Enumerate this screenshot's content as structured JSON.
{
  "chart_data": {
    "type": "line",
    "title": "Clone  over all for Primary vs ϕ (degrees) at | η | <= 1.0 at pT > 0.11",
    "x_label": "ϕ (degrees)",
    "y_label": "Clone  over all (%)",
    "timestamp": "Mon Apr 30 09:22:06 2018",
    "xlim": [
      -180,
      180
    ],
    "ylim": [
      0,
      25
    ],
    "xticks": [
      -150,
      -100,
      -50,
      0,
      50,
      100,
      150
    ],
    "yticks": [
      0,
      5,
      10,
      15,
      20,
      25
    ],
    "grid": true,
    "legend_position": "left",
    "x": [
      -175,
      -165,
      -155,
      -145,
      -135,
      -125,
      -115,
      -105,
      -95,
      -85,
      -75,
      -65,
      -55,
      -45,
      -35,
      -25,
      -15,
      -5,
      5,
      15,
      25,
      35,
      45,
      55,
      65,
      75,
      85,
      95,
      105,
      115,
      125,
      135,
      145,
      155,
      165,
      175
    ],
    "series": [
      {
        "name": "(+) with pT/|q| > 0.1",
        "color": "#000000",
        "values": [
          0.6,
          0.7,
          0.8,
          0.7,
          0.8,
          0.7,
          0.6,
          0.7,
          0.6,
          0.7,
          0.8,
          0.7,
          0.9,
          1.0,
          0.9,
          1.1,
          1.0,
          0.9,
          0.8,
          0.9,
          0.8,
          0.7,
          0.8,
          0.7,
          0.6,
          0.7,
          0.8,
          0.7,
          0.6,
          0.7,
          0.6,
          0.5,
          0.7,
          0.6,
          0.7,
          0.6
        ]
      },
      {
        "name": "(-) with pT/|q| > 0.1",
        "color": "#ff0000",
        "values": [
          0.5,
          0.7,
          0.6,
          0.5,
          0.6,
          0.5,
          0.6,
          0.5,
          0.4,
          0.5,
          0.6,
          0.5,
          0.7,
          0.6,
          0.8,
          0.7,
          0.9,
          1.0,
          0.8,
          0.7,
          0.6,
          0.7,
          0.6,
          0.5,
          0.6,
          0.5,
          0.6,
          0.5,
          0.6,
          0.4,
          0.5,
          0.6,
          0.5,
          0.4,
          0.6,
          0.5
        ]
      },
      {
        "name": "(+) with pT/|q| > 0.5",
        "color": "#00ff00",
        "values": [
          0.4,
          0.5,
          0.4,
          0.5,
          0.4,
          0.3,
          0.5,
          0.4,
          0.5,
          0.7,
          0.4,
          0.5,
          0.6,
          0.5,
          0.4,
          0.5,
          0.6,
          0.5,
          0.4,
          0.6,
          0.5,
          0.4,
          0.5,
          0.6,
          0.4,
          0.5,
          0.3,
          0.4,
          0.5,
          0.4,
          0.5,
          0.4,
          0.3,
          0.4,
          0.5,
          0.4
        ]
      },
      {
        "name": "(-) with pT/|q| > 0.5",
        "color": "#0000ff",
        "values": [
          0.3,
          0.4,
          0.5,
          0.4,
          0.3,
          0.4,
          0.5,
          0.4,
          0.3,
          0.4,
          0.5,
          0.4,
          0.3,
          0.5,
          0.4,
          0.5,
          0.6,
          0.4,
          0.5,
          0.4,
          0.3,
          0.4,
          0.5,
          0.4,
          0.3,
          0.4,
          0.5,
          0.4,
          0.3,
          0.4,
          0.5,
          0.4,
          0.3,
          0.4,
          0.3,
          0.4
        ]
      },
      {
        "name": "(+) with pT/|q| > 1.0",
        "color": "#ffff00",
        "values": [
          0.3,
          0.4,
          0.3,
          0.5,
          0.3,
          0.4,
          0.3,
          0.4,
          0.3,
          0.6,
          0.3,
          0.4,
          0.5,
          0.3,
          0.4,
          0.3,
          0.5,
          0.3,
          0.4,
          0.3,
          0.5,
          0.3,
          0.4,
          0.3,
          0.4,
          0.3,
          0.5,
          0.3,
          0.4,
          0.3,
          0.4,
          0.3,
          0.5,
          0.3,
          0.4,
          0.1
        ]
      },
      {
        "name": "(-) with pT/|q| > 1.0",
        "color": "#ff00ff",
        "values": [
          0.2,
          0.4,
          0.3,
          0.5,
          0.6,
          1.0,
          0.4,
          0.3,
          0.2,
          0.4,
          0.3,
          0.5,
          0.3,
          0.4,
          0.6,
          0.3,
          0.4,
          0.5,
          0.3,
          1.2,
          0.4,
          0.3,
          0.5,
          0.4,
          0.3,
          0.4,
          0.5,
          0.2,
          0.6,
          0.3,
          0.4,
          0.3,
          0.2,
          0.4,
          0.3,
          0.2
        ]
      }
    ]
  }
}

§ Short task
Reproduce the full listing above, character for character.

§ Answer for the task
Enumerate this screenshot's content as structured JSON.
{
  "chart_data": {
    "type": "line",
    "title": "Clone  over all for Primary vs ϕ (degrees) at | η | <= 1.0 at pT > 0.11",
    "x_label": "ϕ (degrees)",
    "y_label": "Clone  over all (%)",
    "timestamp": "Mon Apr 30 09:22:06 2018",
    "xlim": [
      -180,
      180
    ],
    "ylim": [
      0,
      25
    ],
    "xticks": [
      -150,
      -100,
      -50,
      0,
      50,
      100,
      150
    ],
    "yticks": [
      0,
      5,
      10,
      15,
      20,
      25
    ],
    "grid": true,
    "legend_position": "left",
    "x": [
      -175,
      -165,
      -155,
      -145,
      -135,
      -125,
      -115,
      -105,
      -95,
      -85,
      -75,
      -65,
      -55,
      -45,
      -35,
      -25,
      -15,
      -5,
      5,
      15,
      25,
      35,
      45,
      55,
      65,
      75,
      85,
      95,
      105,
      115,
      125,
      135,
      145,
      155,
      165,
      175
    ],
    "series": [
      {
        "name": "(+) with pT/|q| > 0.1",
        "color": "#000000",
        "values": [
          0.6,
          0.7,
          0.8,
          0.7,
          0.8,
          0.7,
          0.6,
          0.7,
          0.6,
          0.7,
          0.8,
          0.7,
          0.9,
          1.0,
          0.9,
          1.1,
          1.0,
          0.9,
          0.8,
          0.9,
          0.8,
          0.7,
          0.8,
          0.7,
          0.6,
          0.7,
          0.8,
          0.7,
          0.6,
          0.7,
          0.6,
          0.5,
          0.7,
          0.6,
          0.7,
          0.6
        ]
      },
      {
        "name": "(-) with pT/|q| > 0.1",
        "color": "#ff0000",
        "values": [
          0.5,
          0.7,
          0.6,
          0.5,
          0.6,
          0.5,
          0.6,
          0.5,
          0.4,
          0.5,
          0.6,
          0.5,
          0.7,
          0.6,
          0.8,
          0.7,
          0.9,
          1.0,
          0.8,
          0.7,
          0.6,
          0.7,
          0.6,
          0.5,
          0.6,
          0.5,
          0.6,
          0.5,
          0.6,
          0.4,
          0.5,
          0.6,
          0.5,
          0.4,
          0.6,
          0.5
        ]
      },
      {
        "name": "(+) with pT/|q| > 0.5",
        "color": "#00ff00",
        "values": [
          0.4,
          0.5,
          0.4,
          0.5,
          0.4,
          0.3,
          0.5,
          0.4,
          0.5,
          0.7,
          0.4,
          0.5,
          0.6,
          0.5,
          0.4,
          0.5,
          0.6,
          0.5,
          0.4,
          0.6,
          0.5,
          0.4,
          0.5,
          0.6,
          0.4,
          0.5,
          0.3,
          0.4,
          0.5,
          0.4,
          0.5,
          0.4,
          0.3,
          0.4,
          0.5,
          0.4
        ]
      },
      {
        "name": "(-) with pT/|q| > 0.5",
        "color": "#0000ff",
        "values": [
          0.3,
          0.4,
          0.5,
          0.4,
          0.3,
          0.4,
          0.5,
          0.4,
          0.3,
          0.4,
          0.5,
          0.4,
          0.3,
          0.5,
          0.4,
          0.5,
          0.6,
          0.4,
          0.5,
          0.4,
          0.3,
          0.4,
          0.5,
          0.4,
          0.3,
          0.4,
          0.5,
          0.4,
          0.3,
          0.4,
          0.5,
          0.4,
          0.3,
          0.4,
          0.3,
          0.4
        ]
      },
      {
        "name": "(+) with pT/|q| > 1.0",
        "color": "#ffff00",
        "values": [
          0.3,
          0.4,
          0.3,
          0.5,
          0.3,
          0.4,
          0.3,
          0.4,
          0.3,
          0.6,
          0.3,
          0.4,
          0.5,
          0.3,
          0.4,
          0.3,
          0.5,
          0.3,
          0.4,
          0.3,
          0.5,
          0.3,
          0.4,
          0.3,
          0.4,
          0.3,
          0.5,
          0.3,
          0.4,
          0.3,
          0.4,
          0.3,
          0.5,
          0.3,
          0.4,
          0.1
        ]
      },
      {
        "name": "(-) with pT/|q| > 1.0",
        "color": "#ff00ff",
        "values": [
          0.2,
          0.4,
          0.3,
          0.5,
          0.6,
          1.0,
          0.4,
          0.3,
          0.2,
          0.4,
          0.3,
          0.5,
          0.3,
          0.4,
          0.6,
          0.3,
          0.4,
          0.5,
          0.3,
          1.2,
          0.4,
          0.3,
          0.5,
          0.4,
          0.3,
          0.4,
          0.5,
          0.2,
          0.6,
          0.3,
          0.4,
          0.3,
          0.2,
          0.4,
          0.3,
          0.2
        ]
      }
    ]
  }
}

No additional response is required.